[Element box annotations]
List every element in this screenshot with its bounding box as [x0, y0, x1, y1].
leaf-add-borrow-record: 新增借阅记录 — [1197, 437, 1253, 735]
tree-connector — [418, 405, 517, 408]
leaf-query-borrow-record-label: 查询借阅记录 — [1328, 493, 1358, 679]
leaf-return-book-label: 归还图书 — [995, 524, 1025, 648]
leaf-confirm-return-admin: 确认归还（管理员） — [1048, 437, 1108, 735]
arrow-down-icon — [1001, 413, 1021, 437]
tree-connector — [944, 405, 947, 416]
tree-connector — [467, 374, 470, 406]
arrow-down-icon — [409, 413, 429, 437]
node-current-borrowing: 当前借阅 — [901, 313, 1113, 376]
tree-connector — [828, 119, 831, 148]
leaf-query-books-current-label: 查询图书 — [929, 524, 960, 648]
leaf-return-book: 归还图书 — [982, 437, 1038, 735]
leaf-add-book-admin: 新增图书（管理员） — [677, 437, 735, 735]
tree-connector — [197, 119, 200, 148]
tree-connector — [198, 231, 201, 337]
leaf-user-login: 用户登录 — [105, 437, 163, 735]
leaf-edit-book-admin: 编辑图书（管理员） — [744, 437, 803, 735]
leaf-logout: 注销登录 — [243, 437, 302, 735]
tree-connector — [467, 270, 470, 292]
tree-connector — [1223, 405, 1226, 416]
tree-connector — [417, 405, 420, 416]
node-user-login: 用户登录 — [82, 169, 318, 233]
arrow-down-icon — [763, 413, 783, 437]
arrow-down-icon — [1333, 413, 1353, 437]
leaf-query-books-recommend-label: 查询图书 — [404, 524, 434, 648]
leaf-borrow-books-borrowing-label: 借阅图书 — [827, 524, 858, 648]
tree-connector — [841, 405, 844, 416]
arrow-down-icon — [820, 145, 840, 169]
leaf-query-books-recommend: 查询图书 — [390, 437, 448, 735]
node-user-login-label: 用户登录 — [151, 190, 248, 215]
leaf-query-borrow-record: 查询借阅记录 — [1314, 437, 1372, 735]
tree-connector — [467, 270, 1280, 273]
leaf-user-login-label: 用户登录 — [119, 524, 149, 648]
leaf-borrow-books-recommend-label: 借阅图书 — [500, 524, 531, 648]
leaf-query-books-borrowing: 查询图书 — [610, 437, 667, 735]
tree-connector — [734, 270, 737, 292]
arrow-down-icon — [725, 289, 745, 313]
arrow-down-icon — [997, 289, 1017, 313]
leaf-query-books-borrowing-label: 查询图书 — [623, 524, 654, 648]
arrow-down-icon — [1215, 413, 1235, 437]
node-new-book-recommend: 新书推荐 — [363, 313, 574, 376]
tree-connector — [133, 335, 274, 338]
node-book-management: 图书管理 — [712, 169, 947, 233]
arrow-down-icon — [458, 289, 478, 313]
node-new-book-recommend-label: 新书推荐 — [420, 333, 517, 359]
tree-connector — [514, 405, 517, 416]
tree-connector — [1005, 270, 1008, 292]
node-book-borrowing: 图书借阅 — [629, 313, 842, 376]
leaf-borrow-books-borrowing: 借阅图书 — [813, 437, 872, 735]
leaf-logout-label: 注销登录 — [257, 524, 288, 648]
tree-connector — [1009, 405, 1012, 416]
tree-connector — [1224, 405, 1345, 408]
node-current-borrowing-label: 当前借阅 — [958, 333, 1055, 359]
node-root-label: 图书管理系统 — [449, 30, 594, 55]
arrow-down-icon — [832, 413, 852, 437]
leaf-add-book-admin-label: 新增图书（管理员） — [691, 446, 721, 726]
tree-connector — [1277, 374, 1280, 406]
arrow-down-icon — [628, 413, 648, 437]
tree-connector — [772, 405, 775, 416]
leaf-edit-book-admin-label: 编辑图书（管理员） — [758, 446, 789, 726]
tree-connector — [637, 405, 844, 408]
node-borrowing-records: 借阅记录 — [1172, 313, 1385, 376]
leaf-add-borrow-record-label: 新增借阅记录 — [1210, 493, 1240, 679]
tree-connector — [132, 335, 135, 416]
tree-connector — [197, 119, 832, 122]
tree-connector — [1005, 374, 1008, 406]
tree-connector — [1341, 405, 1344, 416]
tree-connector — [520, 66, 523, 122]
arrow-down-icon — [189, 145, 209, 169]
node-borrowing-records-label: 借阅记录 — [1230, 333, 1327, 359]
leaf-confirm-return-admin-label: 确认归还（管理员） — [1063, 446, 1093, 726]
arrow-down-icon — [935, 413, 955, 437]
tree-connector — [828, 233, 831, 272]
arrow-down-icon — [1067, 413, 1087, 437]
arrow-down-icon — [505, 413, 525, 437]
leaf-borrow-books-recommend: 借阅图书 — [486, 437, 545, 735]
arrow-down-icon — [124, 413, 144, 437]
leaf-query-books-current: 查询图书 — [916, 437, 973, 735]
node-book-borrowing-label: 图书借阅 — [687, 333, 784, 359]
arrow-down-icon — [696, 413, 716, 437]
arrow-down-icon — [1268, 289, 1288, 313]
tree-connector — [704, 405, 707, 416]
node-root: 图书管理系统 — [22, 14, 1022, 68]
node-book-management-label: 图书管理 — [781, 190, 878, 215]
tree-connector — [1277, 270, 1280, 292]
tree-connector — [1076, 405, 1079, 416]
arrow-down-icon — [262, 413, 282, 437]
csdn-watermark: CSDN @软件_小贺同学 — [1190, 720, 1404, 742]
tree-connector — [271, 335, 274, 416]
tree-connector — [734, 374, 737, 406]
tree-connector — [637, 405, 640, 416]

PROBLEM TO SOLVE – Reproduce every one of the lines above, character for character.

ANSWER TO THE TASK –
List every element in this screenshot with its bounding box as [x0, y0, x1, y1].
leaf-add-borrow-record: 新增借阅记录 — [1197, 437, 1253, 735]
tree-connector — [418, 405, 517, 408]
leaf-query-borrow-record-label: 查询借阅记录 — [1328, 493, 1358, 679]
leaf-return-book-label: 归还图书 — [995, 524, 1025, 648]
leaf-confirm-return-admin: 确认归还（管理员） — [1048, 437, 1108, 735]
arrow-down-icon — [1001, 413, 1021, 437]
tree-connector — [944, 405, 947, 416]
tree-connector — [467, 374, 470, 406]
arrow-down-icon — [409, 413, 429, 437]
node-current-borrowing: 当前借阅 — [901, 313, 1113, 376]
tree-connector — [828, 119, 831, 148]
leaf-query-books-current-label: 查询图书 — [929, 524, 960, 648]
leaf-return-book: 归还图书 — [982, 437, 1038, 735]
leaf-add-book-admin: 新增图书（管理员） — [677, 437, 735, 735]
tree-connector — [197, 119, 200, 148]
tree-connector — [198, 231, 201, 337]
leaf-user-login: 用户登录 — [105, 437, 163, 735]
leaf-edit-book-admin: 编辑图书（管理员） — [744, 437, 803, 735]
leaf-logout: 注销登录 — [243, 437, 302, 735]
tree-connector — [467, 270, 470, 292]
tree-connector — [1223, 405, 1226, 416]
tree-connector — [417, 405, 420, 416]
node-user-login: 用户登录 — [82, 169, 318, 233]
arrow-down-icon — [763, 413, 783, 437]
arrow-down-icon — [1333, 413, 1353, 437]
leaf-query-books-recommend-label: 查询图书 — [404, 524, 434, 648]
leaf-borrow-books-borrowing-label: 借阅图书 — [827, 524, 858, 648]
tree-connector — [841, 405, 844, 416]
arrow-down-icon — [820, 145, 840, 169]
leaf-query-books-recommend: 查询图书 — [390, 437, 448, 735]
node-user-login-label: 用户登录 — [151, 190, 248, 215]
leaf-query-borrow-record: 查询借阅记录 — [1314, 437, 1372, 735]
tree-connector — [467, 270, 1280, 273]
leaf-user-login-label: 用户登录 — [119, 524, 149, 648]
leaf-borrow-books-recommend-label: 借阅图书 — [500, 524, 531, 648]
leaf-query-books-borrowing: 查询图书 — [610, 437, 667, 735]
tree-connector — [734, 270, 737, 292]
arrow-down-icon — [725, 289, 745, 313]
arrow-down-icon — [997, 289, 1017, 313]
leaf-query-books-borrowing-label: 查询图书 — [623, 524, 654, 648]
arrow-down-icon — [1215, 413, 1235, 437]
node-new-book-recommend: 新书推荐 — [363, 313, 574, 376]
tree-connector — [133, 335, 274, 338]
node-book-management: 图书管理 — [712, 169, 947, 233]
arrow-down-icon — [458, 289, 478, 313]
node-new-book-recommend-label: 新书推荐 — [420, 333, 517, 359]
tree-connector — [514, 405, 517, 416]
tree-connector — [1005, 270, 1008, 292]
node-book-borrowing: 图书借阅 — [629, 313, 842, 376]
leaf-borrow-books-borrowing: 借阅图书 — [813, 437, 872, 735]
leaf-logout-label: 注销登录 — [257, 524, 288, 648]
tree-connector — [1009, 405, 1012, 416]
tree-connector — [1224, 405, 1345, 408]
node-current-borrowing-label: 当前借阅 — [958, 333, 1055, 359]
node-root-label: 图书管理系统 — [449, 30, 594, 55]
arrow-down-icon — [832, 413, 852, 437]
leaf-add-book-admin-label: 新增图书（管理员） — [691, 446, 721, 726]
tree-connector — [1277, 374, 1280, 406]
arrow-down-icon — [628, 413, 648, 437]
tree-connector — [772, 405, 775, 416]
leaf-edit-book-admin-label: 编辑图书（管理员） — [758, 446, 789, 726]
tree-connector — [637, 405, 844, 408]
node-borrowing-records: 借阅记录 — [1172, 313, 1385, 376]
leaf-add-borrow-record-label: 新增借阅记录 — [1210, 493, 1240, 679]
tree-connector — [132, 335, 135, 416]
tree-connector — [197, 119, 832, 122]
tree-connector — [1005, 374, 1008, 406]
tree-connector — [1341, 405, 1344, 416]
tree-connector — [520, 66, 523, 122]
arrow-down-icon — [189, 145, 209, 169]
node-borrowing-records-label: 借阅记录 — [1230, 333, 1327, 359]
leaf-confirm-return-admin-label: 确认归还（管理员） — [1063, 446, 1093, 726]
arrow-down-icon — [935, 413, 955, 437]
tree-connector — [828, 233, 831, 272]
arrow-down-icon — [1067, 413, 1087, 437]
arrow-down-icon — [505, 413, 525, 437]
leaf-borrow-books-recommend: 借阅图书 — [486, 437, 545, 735]
arrow-down-icon — [124, 413, 144, 437]
leaf-query-books-current: 查询图书 — [916, 437, 973, 735]
node-book-borrowing-label: 图书借阅 — [687, 333, 784, 359]
arrow-down-icon — [696, 413, 716, 437]
arrow-down-icon — [1268, 289, 1288, 313]
tree-connector — [704, 405, 707, 416]
node-root: 图书管理系统 — [22, 14, 1022, 68]
node-book-management-label: 图书管理 — [781, 190, 878, 215]
tree-connector — [1277, 270, 1280, 292]
tree-connector — [1076, 405, 1079, 416]
arrow-down-icon — [262, 413, 282, 437]
csdn-watermark: CSDN @软件_小贺同学 — [1190, 720, 1404, 742]
tree-connector — [271, 335, 274, 416]
tree-connector — [734, 374, 737, 406]
tree-connector — [637, 405, 640, 416]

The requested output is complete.